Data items
==*==

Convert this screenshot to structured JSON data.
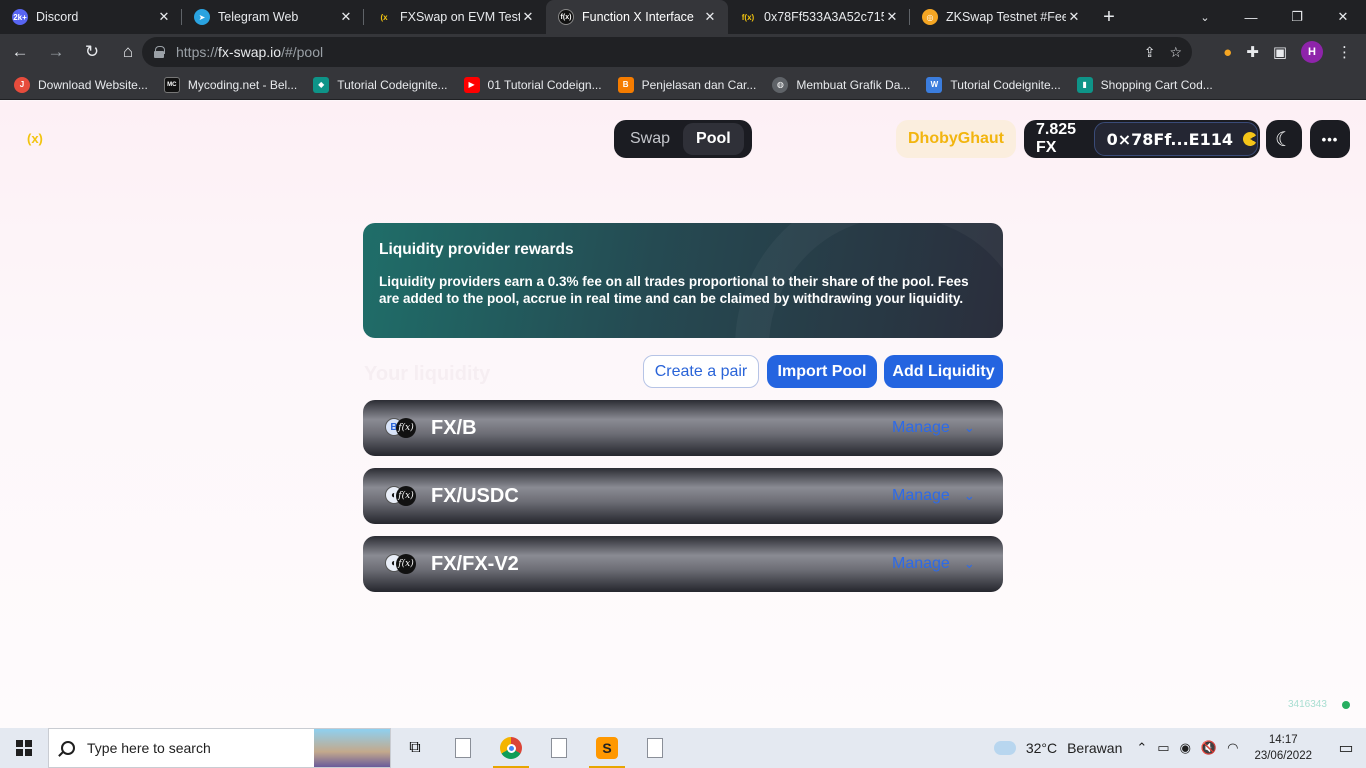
{
  "browser": {
    "tabs": [
      {
        "title": "Discord",
        "fav_color": "#5865f2",
        "fav_text": "2k+",
        "active": false
      },
      {
        "title": "Telegram Web",
        "fav_color": "#2aa3e0",
        "fav_text": "➤",
        "active": false
      },
      {
        "title": "FXSwap on EVM Testn",
        "fav_color": "#202124",
        "fav_text": "(x",
        "active": false
      },
      {
        "title": "Function X Interface",
        "fav_color": "#111111",
        "fav_text": "f(x)",
        "active": true
      },
      {
        "title": "0x78Ff533A3A52c715‹",
        "fav_color": "#202124",
        "fav_text": "f(x)",
        "active": false
      },
      {
        "title": "ZKSwap Testnet #Feed",
        "fav_color": "#f5a623",
        "fav_text": "◎",
        "active": false
      }
    ],
    "new_tab": "+",
    "window_controls": {
      "minimize": "—",
      "restore": "❐",
      "close": "✕"
    },
    "tab_search": "⌄",
    "url": {
      "scheme": "https://",
      "host": "fx-swap.io",
      "path": "/#/pool"
    },
    "bookmarks": [
      {
        "label": "Download Website...",
        "color": "#e74c3c",
        "icon": "J"
      },
      {
        "label": "Mycoding.net - Bel...",
        "color": "#111111",
        "icon": "MC"
      },
      {
        "label": "Tutorial Codeignite...",
        "color": "#0e9488",
        "icon": "◆"
      },
      {
        "label": "01 Tutorial Codeign...",
        "color": "#ff0000",
        "icon": "▶"
      },
      {
        "label": "Penjelasan dan Car...",
        "color": "#f57c00",
        "icon": "B"
      },
      {
        "label": "Membuat Grafik Da...",
        "color": "#5f6368",
        "icon": "◍"
      },
      {
        "label": "Tutorial Codeignite...",
        "color": "#3b7ddd",
        "icon": "W"
      },
      {
        "label": "Shopping Cart Cod...",
        "color": "#0e9488",
        "icon": "▮"
      }
    ],
    "profile_initial": "H"
  },
  "app": {
    "logo_text": "(x)",
    "nav": {
      "swap": "Swap",
      "pool": "Pool"
    },
    "network": "DhobyGhaut",
    "balance": "7.825 FX",
    "address": "0×78Ff...E114",
    "theme_icon": "☾",
    "more_icon": "•••"
  },
  "banner": {
    "title": "Liquidity provider rewards",
    "body": "Liquidity providers earn a 0.3% fee on all trades proportional to their share of the pool. Fees are added to the pool, accrue in real time and can be claimed by withdrawing your liquidity."
  },
  "liquidity": {
    "heading": "Your liquidity",
    "create_pair": "Create a pair",
    "import_pool": "Import Pool",
    "add_liquidity": "Add Liquidity",
    "pairs": [
      {
        "name": "FX/B",
        "token_a": "B",
        "manage": "Manage"
      },
      {
        "name": "FX/USDC",
        "token_a": "◐",
        "manage": "Manage"
      },
      {
        "name": "FX/FX-V2",
        "token_a": "◐",
        "manage": "Manage"
      }
    ]
  },
  "footer": {
    "block_number": "3416343"
  },
  "taskbar": {
    "search_placeholder": "Type here to search",
    "weather_temp": "32°C",
    "weather_desc": "Berawan",
    "time": "14:17",
    "date": "23/06/2022"
  }
}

==*==

■ **Your goal**
Write out all the entries again, word for word, and print no images.

■ **Task answer**
Convert this screenshot to structured JSON data.
{
  "browser": {
    "tabs": [
      {
        "title": "Discord",
        "fav_color": "#5865f2",
        "fav_text": "2k+",
        "active": false
      },
      {
        "title": "Telegram Web",
        "fav_color": "#2aa3e0",
        "fav_text": "➤",
        "active": false
      },
      {
        "title": "FXSwap on EVM Testn",
        "fav_color": "#202124",
        "fav_text": "(x",
        "active": false
      },
      {
        "title": "Function X Interface",
        "fav_color": "#111111",
        "fav_text": "f(x)",
        "active": true
      },
      {
        "title": "0x78Ff533A3A52c715‹",
        "fav_color": "#202124",
        "fav_text": "f(x)",
        "active": false
      },
      {
        "title": "ZKSwap Testnet #Feed",
        "fav_color": "#f5a623",
        "fav_text": "◎",
        "active": false
      }
    ],
    "new_tab": "+",
    "window_controls": {
      "minimize": "—",
      "restore": "❐",
      "close": "✕"
    },
    "tab_search": "⌄",
    "url": {
      "scheme": "https://",
      "host": "fx-swap.io",
      "path": "/#/pool"
    },
    "bookmarks": [
      {
        "label": "Download Website...",
        "color": "#e74c3c",
        "icon": "J"
      },
      {
        "label": "Mycoding.net - Bel...",
        "color": "#111111",
        "icon": "MC"
      },
      {
        "label": "Tutorial Codeignite...",
        "color": "#0e9488",
        "icon": "◆"
      },
      {
        "label": "01 Tutorial Codeign...",
        "color": "#ff0000",
        "icon": "▶"
      },
      {
        "label": "Penjelasan dan Car...",
        "color": "#f57c00",
        "icon": "B"
      },
      {
        "label": "Membuat Grafik Da...",
        "color": "#5f6368",
        "icon": "◍"
      },
      {
        "label": "Tutorial Codeignite...",
        "color": "#3b7ddd",
        "icon": "W"
      },
      {
        "label": "Shopping Cart Cod...",
        "color": "#0e9488",
        "icon": "▮"
      }
    ],
    "profile_initial": "H"
  },
  "app": {
    "logo_text": "(x)",
    "nav": {
      "swap": "Swap",
      "pool": "Pool"
    },
    "network": "DhobyGhaut",
    "balance": "7.825 FX",
    "address": "0×78Ff...E114",
    "theme_icon": "☾",
    "more_icon": "•••"
  },
  "banner": {
    "title": "Liquidity provider rewards",
    "body": "Liquidity providers earn a 0.3% fee on all trades proportional to their share of the pool. Fees are added to the pool, accrue in real time and can be claimed by withdrawing your liquidity."
  },
  "liquidity": {
    "heading": "Your liquidity",
    "create_pair": "Create a pair",
    "import_pool": "Import Pool",
    "add_liquidity": "Add Liquidity",
    "pairs": [
      {
        "name": "FX/B",
        "token_a": "B",
        "manage": "Manage"
      },
      {
        "name": "FX/USDC",
        "token_a": "◐",
        "manage": "Manage"
      },
      {
        "name": "FX/FX-V2",
        "token_a": "◐",
        "manage": "Manage"
      }
    ]
  },
  "footer": {
    "block_number": "3416343"
  },
  "taskbar": {
    "search_placeholder": "Type here to search",
    "weather_temp": "32°C",
    "weather_desc": "Berawan",
    "time": "14:17",
    "date": "23/06/2022"
  }
}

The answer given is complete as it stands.